Go through the lines below and copy each one that holds the string "Pils".

Entries from a visual dataset
*-*-*

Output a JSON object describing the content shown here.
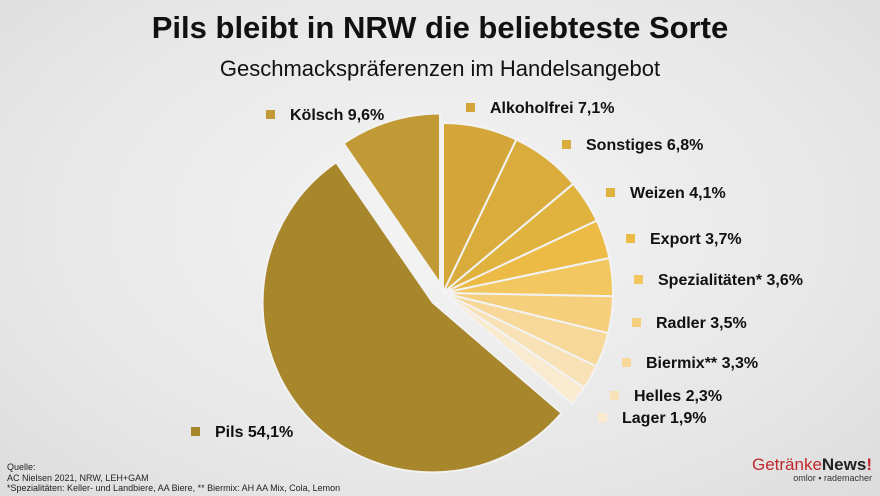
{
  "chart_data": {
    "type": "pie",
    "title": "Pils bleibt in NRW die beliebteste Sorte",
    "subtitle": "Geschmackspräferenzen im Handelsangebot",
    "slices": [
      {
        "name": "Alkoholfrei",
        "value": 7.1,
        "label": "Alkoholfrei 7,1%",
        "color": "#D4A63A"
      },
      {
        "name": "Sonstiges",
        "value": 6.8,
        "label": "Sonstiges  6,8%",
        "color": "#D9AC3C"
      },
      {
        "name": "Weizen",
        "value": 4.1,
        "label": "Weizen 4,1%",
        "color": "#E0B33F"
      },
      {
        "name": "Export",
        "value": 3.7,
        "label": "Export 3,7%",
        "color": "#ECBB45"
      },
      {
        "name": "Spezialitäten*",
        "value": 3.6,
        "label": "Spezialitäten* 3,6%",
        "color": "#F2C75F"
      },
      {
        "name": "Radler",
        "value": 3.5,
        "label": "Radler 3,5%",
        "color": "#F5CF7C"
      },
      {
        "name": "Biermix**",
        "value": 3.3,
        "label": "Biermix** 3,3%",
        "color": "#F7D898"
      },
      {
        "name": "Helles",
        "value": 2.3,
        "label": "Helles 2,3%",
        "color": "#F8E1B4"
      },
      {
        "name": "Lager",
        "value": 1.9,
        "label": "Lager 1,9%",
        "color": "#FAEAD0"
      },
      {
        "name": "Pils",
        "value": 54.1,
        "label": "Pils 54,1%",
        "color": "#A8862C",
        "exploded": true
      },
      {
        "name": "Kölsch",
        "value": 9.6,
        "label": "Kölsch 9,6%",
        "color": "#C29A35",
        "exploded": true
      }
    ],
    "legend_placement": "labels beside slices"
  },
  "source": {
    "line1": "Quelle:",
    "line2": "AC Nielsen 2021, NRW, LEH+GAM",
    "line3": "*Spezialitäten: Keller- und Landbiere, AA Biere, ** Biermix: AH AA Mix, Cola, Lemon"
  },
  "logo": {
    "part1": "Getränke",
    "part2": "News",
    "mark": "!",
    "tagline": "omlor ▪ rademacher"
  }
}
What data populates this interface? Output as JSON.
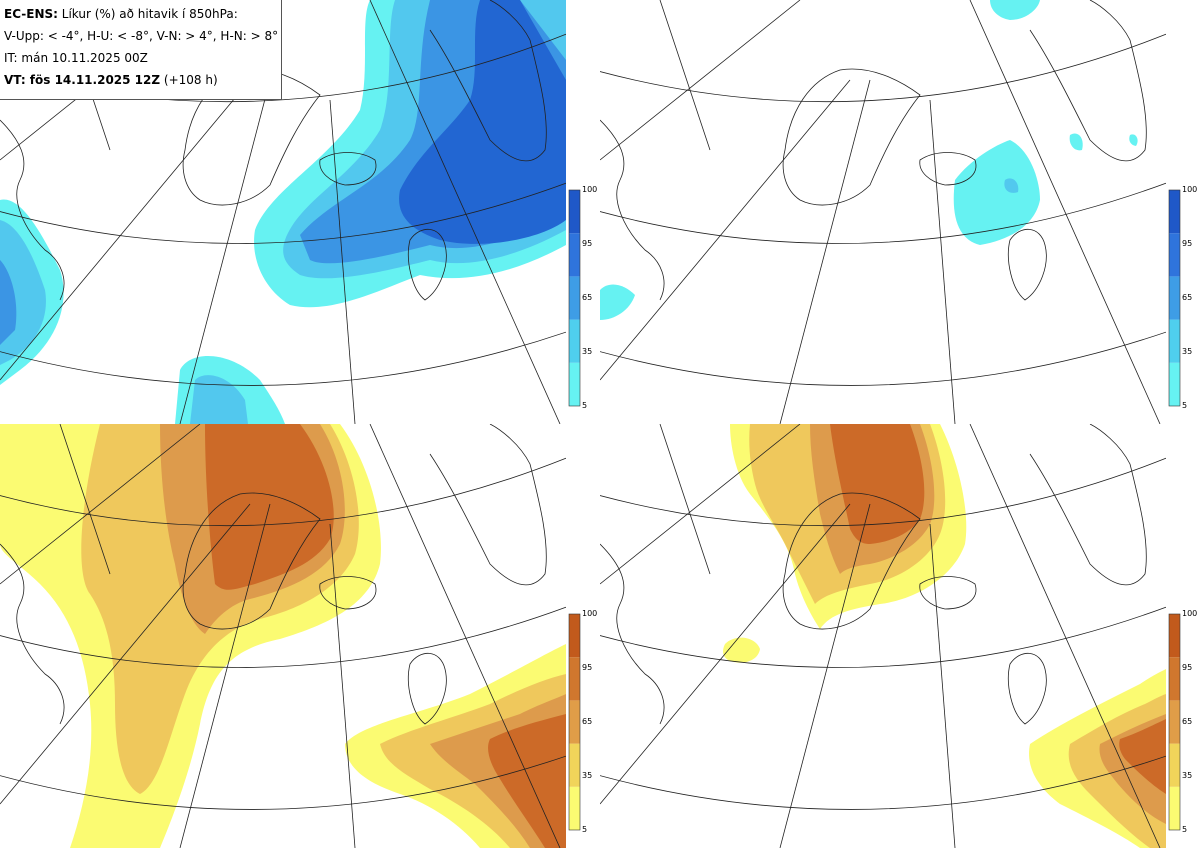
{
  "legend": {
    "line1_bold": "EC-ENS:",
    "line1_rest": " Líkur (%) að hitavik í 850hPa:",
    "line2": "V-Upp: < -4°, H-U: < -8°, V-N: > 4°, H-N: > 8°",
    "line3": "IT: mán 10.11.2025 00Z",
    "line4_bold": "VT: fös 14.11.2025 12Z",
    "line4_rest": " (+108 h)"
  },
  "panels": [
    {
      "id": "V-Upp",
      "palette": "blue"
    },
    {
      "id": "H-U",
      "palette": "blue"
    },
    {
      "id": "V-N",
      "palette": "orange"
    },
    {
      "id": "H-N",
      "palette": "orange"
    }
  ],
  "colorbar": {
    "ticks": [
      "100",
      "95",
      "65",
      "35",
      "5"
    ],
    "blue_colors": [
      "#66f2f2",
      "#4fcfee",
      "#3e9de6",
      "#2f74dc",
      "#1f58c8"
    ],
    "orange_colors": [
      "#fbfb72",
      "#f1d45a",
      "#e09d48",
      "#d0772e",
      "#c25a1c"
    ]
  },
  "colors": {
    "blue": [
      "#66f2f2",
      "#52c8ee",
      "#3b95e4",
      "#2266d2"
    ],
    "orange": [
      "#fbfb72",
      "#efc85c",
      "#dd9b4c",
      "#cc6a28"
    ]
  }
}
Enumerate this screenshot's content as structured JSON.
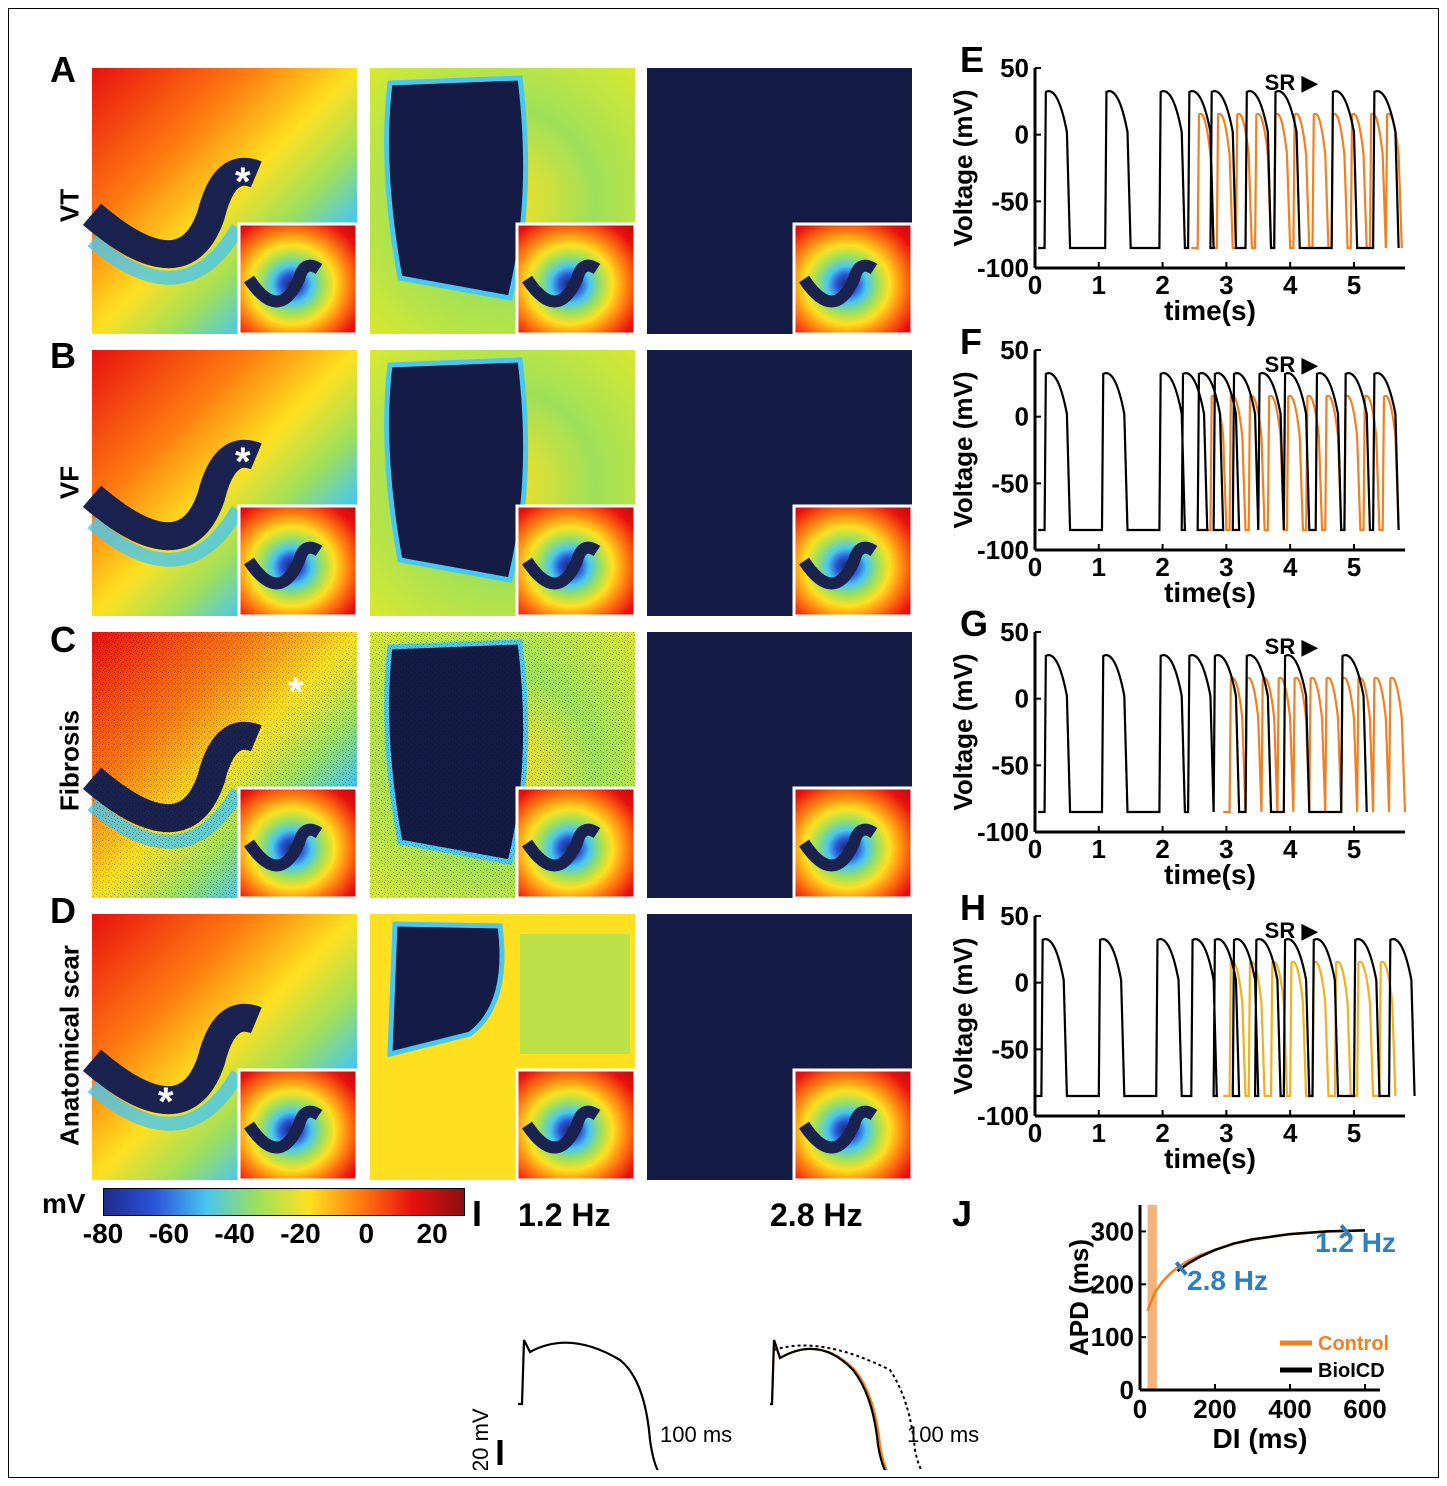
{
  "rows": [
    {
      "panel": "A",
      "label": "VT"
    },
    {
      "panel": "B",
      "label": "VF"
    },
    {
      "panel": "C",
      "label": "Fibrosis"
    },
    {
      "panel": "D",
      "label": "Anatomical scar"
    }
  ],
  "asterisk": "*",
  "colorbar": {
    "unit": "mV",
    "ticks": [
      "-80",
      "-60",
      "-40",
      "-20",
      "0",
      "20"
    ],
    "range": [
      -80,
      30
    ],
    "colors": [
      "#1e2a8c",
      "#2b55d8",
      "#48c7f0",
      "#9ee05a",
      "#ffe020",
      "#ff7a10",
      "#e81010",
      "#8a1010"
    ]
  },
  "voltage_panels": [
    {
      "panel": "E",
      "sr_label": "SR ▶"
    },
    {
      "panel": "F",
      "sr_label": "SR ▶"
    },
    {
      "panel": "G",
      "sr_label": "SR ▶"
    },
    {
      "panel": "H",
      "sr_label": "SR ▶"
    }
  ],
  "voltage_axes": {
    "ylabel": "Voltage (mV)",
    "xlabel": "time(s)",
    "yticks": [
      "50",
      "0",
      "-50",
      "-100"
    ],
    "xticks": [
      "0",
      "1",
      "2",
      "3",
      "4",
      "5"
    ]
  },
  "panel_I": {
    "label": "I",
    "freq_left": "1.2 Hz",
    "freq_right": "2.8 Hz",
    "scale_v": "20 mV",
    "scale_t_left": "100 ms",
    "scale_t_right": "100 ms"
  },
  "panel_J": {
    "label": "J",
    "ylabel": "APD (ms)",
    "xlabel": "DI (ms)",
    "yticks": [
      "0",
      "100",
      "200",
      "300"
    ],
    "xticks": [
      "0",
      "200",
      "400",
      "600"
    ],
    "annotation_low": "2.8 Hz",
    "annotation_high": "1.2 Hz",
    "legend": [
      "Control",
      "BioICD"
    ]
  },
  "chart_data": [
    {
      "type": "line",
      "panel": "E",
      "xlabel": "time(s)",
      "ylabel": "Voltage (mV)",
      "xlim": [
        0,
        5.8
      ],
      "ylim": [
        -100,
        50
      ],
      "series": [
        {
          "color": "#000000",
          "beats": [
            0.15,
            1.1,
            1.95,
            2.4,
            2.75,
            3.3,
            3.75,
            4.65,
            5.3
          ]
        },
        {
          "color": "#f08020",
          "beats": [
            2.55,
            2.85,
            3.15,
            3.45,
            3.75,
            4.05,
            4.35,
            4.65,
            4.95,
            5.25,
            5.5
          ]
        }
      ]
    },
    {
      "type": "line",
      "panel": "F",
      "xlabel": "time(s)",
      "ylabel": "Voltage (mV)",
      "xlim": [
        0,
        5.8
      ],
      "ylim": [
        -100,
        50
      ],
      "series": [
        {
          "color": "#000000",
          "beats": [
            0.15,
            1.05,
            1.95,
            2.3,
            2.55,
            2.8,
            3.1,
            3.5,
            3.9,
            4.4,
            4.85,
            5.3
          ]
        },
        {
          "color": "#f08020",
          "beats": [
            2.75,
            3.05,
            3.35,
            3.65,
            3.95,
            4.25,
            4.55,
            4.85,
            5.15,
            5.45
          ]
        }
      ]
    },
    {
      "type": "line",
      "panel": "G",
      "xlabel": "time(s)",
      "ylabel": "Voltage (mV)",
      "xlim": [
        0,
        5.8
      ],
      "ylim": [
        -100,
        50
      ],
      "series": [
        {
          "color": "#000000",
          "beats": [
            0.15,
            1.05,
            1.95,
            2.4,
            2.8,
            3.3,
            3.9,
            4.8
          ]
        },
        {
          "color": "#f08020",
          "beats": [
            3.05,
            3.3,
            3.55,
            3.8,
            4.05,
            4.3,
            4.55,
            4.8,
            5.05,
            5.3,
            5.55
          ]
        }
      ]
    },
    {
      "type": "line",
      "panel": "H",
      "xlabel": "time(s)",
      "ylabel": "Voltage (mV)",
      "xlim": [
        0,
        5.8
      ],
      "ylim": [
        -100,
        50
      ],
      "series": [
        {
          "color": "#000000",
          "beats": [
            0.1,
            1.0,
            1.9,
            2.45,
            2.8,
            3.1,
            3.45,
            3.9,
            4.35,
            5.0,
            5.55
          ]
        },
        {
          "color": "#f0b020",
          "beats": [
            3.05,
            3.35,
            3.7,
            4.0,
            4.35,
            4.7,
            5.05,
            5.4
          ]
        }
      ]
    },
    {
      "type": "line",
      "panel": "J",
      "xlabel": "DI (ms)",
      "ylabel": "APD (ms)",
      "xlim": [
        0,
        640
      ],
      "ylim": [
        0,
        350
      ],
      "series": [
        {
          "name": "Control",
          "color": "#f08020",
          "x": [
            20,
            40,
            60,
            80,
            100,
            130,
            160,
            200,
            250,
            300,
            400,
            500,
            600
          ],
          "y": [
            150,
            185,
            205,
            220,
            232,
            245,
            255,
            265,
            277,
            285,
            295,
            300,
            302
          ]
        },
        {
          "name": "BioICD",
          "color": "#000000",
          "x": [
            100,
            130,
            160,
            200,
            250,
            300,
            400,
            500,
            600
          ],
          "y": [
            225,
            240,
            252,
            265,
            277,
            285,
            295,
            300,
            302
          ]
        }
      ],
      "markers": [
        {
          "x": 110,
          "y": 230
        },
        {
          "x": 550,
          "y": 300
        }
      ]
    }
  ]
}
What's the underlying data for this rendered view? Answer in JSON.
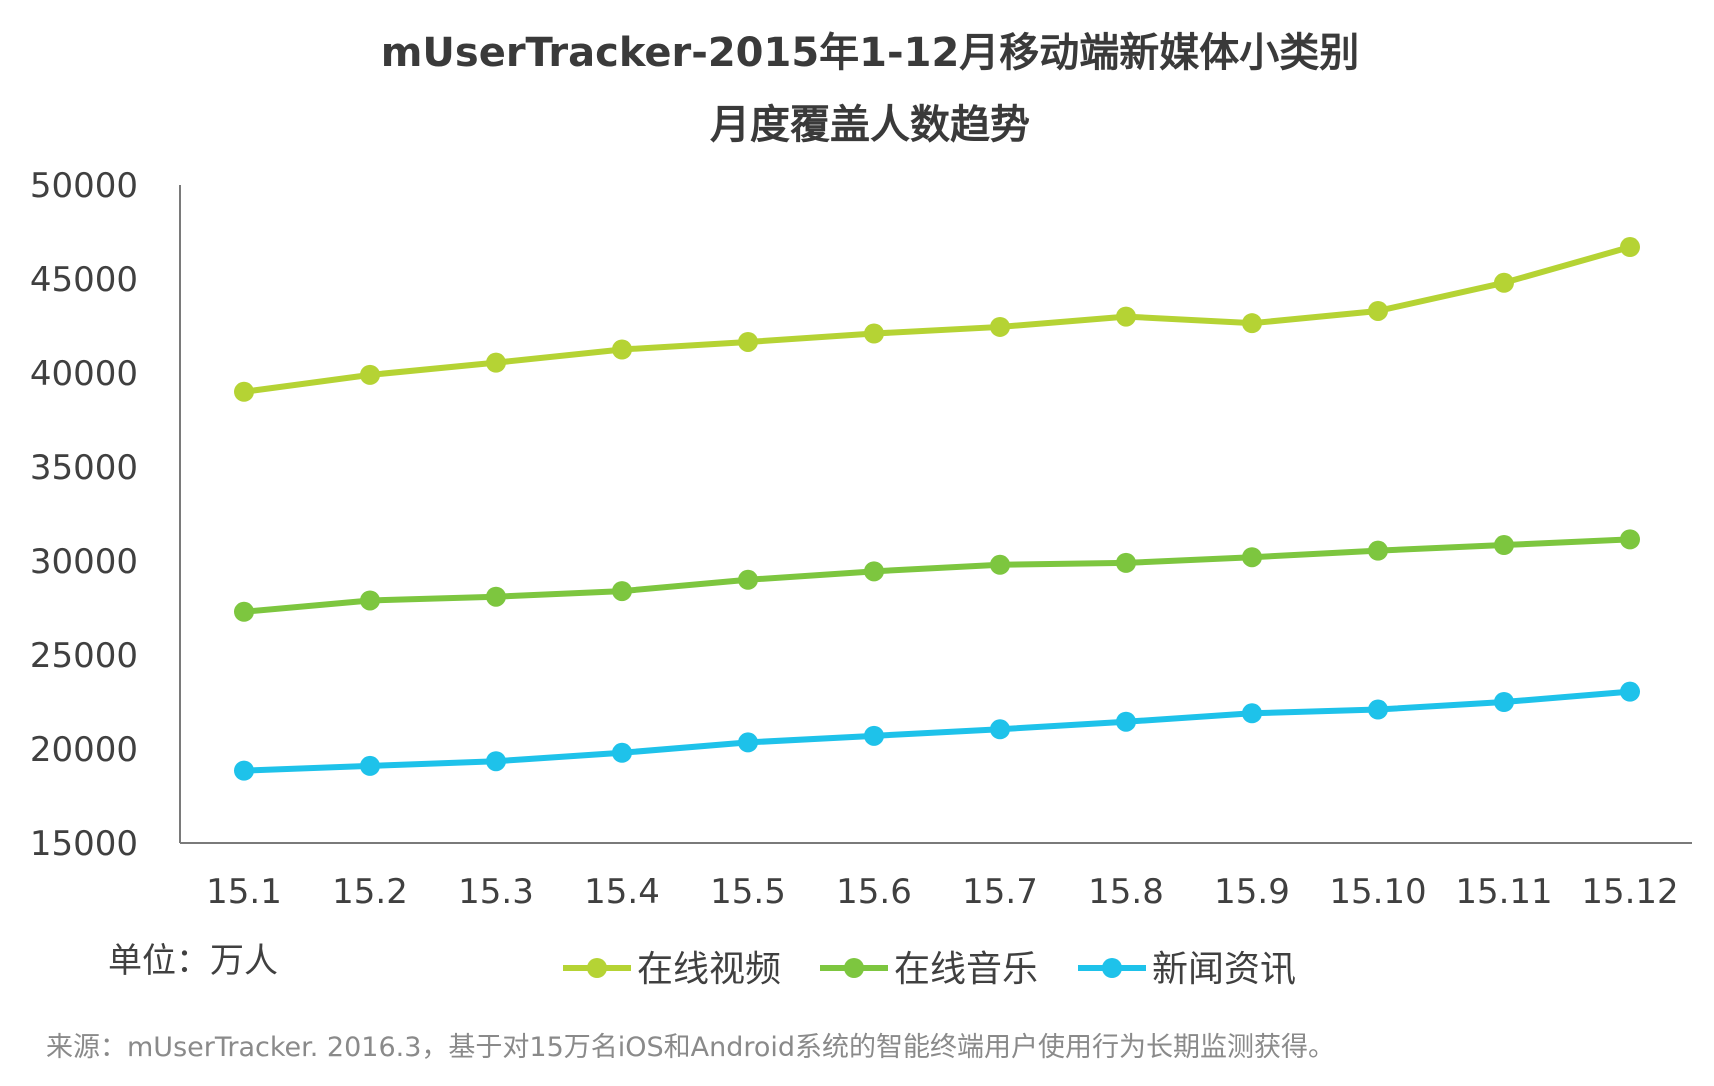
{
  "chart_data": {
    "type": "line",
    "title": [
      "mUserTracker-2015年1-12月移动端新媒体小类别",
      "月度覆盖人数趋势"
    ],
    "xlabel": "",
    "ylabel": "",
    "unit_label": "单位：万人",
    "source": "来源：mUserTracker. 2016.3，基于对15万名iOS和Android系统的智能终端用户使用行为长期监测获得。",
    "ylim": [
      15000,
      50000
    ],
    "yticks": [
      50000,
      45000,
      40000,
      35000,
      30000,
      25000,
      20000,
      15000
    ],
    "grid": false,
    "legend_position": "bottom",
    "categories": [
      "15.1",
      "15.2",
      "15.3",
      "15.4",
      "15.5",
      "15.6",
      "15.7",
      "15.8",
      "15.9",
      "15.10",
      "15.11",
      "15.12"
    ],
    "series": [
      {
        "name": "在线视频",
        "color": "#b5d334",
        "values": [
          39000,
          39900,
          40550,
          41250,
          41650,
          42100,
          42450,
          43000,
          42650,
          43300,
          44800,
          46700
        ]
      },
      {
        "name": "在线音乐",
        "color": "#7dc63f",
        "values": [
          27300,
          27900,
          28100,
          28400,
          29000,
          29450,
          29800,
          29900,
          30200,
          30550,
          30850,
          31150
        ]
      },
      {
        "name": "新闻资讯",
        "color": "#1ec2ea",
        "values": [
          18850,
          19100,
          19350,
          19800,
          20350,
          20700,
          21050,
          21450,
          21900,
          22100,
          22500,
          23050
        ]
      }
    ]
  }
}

*-*-*

:: FINISHED ANSWER ::
    "title": "Pils bleibt in NRW die beliebteste Sorte",
        "name": "Pils",
        "label": "Pils 54,1%",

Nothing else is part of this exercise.